**Exercise brief**
Search the data below for "xmax"; list each line that holds it.
-------- Data to process --------
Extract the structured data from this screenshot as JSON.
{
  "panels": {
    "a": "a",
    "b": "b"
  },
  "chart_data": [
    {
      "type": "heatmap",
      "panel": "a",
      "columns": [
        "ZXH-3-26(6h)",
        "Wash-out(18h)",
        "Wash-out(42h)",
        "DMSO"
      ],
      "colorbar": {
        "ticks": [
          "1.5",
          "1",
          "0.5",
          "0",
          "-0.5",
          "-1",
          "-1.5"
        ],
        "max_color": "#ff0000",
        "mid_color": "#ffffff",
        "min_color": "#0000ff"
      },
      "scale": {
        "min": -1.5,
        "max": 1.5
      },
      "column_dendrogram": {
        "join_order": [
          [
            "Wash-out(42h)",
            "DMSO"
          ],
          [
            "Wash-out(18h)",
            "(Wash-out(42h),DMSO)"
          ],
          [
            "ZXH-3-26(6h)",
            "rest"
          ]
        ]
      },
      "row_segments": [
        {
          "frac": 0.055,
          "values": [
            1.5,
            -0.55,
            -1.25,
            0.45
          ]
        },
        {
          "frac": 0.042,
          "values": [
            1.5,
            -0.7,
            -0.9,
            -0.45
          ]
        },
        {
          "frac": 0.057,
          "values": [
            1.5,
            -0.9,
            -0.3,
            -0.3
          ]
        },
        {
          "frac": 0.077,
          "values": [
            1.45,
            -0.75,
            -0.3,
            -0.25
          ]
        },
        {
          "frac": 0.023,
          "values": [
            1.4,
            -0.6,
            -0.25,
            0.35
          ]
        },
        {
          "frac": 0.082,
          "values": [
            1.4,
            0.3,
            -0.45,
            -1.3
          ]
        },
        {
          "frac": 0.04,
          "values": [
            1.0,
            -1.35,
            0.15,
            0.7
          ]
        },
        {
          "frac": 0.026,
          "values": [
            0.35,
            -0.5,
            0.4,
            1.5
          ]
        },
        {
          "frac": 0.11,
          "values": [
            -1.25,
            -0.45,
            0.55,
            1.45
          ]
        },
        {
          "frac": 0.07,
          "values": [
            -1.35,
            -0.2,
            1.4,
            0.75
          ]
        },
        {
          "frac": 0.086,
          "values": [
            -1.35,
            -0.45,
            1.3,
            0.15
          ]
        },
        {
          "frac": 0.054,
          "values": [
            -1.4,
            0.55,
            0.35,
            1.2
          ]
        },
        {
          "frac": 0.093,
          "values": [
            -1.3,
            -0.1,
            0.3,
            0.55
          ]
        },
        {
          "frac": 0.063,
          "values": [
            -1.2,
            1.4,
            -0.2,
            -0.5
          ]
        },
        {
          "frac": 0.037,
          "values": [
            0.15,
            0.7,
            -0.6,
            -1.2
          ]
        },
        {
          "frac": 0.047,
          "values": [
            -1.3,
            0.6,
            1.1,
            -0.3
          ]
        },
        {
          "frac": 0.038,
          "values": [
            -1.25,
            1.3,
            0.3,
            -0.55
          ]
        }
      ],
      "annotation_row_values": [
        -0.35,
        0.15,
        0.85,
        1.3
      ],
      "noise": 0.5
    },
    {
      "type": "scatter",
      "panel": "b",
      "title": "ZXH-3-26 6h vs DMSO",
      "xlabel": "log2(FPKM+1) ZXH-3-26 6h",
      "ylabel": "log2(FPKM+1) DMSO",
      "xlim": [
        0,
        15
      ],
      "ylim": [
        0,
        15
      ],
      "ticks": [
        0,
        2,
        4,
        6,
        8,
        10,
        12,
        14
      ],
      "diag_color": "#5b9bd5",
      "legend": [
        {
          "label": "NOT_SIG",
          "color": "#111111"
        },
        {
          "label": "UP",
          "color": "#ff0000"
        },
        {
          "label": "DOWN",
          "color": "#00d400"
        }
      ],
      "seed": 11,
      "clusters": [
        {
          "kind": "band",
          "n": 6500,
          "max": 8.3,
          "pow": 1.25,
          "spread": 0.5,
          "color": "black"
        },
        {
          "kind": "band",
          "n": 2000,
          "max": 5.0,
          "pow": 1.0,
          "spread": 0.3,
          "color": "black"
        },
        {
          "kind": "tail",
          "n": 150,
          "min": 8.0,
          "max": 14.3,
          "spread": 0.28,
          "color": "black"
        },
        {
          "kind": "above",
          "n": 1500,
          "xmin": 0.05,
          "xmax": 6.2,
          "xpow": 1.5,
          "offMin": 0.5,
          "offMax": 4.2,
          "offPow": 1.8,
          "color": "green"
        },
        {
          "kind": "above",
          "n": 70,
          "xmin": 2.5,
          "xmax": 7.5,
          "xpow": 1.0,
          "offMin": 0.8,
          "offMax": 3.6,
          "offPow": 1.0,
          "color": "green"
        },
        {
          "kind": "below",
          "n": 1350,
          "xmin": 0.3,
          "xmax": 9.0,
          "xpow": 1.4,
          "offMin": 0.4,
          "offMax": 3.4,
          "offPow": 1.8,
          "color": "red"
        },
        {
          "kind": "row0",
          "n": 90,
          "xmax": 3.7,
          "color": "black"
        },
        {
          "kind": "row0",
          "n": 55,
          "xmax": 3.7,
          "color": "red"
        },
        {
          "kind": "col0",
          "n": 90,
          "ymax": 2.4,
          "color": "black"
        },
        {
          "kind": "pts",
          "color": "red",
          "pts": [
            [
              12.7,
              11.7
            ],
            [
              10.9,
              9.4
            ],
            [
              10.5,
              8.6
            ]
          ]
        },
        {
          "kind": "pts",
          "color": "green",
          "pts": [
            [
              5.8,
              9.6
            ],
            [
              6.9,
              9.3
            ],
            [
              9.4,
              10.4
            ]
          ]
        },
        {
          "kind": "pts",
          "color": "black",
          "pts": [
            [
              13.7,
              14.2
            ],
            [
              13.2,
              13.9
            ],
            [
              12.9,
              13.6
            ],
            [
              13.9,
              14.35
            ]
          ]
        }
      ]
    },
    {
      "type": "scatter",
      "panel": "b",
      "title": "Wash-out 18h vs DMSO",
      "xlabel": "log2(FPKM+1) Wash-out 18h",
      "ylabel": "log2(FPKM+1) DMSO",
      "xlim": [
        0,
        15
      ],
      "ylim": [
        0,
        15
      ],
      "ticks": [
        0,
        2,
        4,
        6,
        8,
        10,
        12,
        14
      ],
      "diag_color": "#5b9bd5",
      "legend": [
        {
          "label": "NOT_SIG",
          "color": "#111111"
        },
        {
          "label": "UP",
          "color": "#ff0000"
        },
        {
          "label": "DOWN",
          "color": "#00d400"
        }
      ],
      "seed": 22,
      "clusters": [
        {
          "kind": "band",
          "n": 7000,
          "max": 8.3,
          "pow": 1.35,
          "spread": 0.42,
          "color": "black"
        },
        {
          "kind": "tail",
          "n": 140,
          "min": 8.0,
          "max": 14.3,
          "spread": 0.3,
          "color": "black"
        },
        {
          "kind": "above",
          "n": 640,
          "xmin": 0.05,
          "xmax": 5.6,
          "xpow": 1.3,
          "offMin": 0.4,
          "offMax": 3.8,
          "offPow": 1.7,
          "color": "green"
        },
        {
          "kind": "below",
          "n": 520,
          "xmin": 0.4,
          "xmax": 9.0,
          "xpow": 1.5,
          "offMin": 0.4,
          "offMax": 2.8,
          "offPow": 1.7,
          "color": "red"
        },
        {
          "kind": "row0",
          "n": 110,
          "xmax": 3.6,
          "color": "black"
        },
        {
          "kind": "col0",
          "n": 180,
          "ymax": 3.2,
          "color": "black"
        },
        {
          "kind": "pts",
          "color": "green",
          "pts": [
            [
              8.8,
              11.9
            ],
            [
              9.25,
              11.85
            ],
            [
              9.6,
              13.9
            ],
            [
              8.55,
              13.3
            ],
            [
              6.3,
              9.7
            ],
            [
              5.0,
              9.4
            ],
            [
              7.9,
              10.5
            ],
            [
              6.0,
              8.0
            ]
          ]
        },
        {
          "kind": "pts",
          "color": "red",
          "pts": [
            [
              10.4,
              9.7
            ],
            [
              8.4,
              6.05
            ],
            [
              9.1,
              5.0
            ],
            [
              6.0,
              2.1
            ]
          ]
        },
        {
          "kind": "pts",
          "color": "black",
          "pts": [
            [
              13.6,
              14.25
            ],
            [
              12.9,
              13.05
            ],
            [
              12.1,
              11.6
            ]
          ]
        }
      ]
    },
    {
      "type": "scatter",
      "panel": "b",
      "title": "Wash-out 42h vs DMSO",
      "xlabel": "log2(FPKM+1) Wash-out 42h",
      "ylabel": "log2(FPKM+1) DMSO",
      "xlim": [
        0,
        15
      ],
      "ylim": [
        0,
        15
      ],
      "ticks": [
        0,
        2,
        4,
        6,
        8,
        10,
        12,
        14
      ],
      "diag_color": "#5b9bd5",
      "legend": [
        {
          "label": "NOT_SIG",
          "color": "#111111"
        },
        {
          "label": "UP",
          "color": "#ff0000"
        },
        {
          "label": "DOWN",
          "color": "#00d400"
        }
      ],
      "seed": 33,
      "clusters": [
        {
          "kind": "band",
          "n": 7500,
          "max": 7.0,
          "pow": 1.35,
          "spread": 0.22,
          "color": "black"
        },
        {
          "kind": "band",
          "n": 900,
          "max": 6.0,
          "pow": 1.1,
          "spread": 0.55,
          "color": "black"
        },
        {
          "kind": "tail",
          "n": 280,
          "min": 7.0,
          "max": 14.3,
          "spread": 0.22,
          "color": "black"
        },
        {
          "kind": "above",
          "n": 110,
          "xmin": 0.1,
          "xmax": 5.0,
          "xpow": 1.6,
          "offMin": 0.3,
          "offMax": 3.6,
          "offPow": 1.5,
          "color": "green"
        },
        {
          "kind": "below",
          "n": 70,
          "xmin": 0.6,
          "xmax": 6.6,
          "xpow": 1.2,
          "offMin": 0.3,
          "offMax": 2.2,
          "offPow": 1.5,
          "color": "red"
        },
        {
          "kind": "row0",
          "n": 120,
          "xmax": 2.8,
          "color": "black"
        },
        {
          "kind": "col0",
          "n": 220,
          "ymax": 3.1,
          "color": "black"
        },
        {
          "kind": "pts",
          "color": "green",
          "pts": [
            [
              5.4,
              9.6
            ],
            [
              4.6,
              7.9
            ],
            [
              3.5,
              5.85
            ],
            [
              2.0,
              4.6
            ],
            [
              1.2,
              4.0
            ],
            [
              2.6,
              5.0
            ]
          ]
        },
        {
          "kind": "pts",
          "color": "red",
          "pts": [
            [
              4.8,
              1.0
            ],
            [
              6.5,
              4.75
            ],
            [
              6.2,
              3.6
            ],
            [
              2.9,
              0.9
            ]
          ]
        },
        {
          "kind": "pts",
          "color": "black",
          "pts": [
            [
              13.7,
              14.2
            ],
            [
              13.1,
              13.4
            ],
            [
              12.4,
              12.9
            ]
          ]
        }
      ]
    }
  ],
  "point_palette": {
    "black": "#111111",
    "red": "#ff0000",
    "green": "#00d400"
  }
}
--------
**Written response**
          "xmax": 6.2,
          "xmax": 7.5,
          "xmax": 9.0,
          "xmax": 3.7,
          "xmax": 3.7,
          "xmax": 5.6,
          "xmax": 9.0,
          "xmax": 3.6,
          "xmax": 5.0,
          "xmax": 6.6,
          "xmax": 2.8,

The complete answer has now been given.